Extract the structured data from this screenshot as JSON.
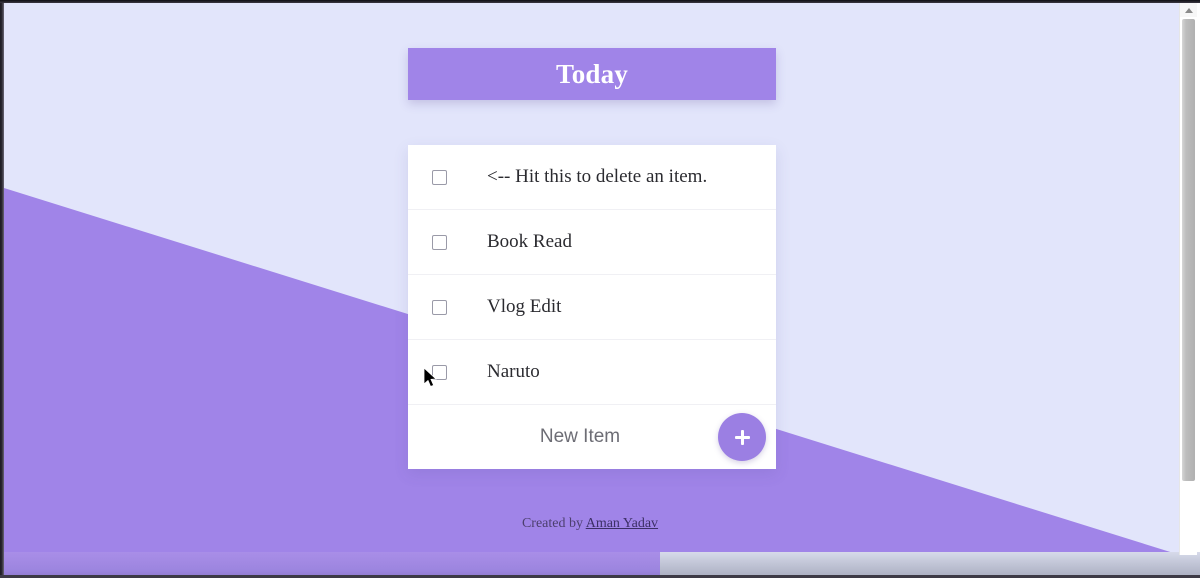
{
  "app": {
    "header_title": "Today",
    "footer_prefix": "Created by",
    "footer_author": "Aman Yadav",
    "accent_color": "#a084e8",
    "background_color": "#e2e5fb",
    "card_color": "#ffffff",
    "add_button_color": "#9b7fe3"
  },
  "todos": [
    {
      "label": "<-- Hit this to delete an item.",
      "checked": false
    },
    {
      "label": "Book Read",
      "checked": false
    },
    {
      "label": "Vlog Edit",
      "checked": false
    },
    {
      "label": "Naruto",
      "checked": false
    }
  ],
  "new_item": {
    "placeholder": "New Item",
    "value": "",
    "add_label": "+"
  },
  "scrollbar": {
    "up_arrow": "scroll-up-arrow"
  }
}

→ **BRIEF**:
For the data above, state only how many lines include the word "this".

→ **COMPLETE ANSWER**:
2